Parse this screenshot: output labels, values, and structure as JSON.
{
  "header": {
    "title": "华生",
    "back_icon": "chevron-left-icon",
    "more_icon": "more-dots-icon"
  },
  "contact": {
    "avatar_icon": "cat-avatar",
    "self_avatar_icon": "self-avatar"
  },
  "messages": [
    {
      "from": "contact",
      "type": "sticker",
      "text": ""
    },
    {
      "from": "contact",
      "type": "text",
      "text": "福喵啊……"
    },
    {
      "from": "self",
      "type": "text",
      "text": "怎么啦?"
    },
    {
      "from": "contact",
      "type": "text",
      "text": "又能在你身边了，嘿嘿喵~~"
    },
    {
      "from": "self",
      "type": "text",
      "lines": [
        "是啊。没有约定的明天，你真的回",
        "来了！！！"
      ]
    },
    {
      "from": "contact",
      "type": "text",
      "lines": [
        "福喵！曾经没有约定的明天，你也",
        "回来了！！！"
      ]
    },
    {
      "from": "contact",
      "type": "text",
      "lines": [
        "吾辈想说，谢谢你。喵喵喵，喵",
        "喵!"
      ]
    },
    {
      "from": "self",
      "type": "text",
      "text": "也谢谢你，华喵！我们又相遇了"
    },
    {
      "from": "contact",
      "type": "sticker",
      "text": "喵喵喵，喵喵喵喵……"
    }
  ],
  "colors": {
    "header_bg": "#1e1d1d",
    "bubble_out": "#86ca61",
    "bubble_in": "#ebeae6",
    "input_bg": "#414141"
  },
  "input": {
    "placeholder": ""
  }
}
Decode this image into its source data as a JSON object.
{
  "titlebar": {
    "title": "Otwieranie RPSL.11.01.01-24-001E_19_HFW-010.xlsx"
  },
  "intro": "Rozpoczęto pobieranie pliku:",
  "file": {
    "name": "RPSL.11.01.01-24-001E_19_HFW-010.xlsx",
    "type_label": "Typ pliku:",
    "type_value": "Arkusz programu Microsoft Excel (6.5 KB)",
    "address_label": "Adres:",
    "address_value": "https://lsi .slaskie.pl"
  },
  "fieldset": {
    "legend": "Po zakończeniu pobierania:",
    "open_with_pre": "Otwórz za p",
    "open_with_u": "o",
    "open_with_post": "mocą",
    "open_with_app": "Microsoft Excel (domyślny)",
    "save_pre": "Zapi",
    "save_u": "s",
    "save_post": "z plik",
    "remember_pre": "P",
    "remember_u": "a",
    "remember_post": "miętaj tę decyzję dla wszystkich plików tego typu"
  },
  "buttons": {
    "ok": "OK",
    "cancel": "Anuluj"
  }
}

☆ ☆ ☆ ☆ ☆

Short problem | Repeat exactly, and only, the lines of the records above, starting with the line that contains "Decode this image" and ending with the final line, both included.

The result |
Decode this image into its source data as a JSON object.
{
  "titlebar": {
    "title": "Otwieranie RPSL.11.01.01-24-001E_19_HFW-010.xlsx"
  },
  "intro": "Rozpoczęto pobieranie pliku:",
  "file": {
    "name": "RPSL.11.01.01-24-001E_19_HFW-010.xlsx",
    "type_label": "Typ pliku:",
    "type_value": "Arkusz programu Microsoft Excel (6.5 KB)",
    "address_label": "Adres:",
    "address_value": "https://lsi .slaskie.pl"
  },
  "fieldset": {
    "legend": "Po zakończeniu pobierania:",
    "open_with_pre": "Otwórz za p",
    "open_with_u": "o",
    "open_with_post": "mocą",
    "open_with_app": "Microsoft Excel (domyślny)",
    "save_pre": "Zapi",
    "save_u": "s",
    "save_post": "z plik",
    "remember_pre": "P",
    "remember_u": "a",
    "remember_post": "miętaj tę decyzję dla wszystkich plików tego typu"
  },
  "buttons": {
    "ok": "OK",
    "cancel": "Anuluj"
  }
}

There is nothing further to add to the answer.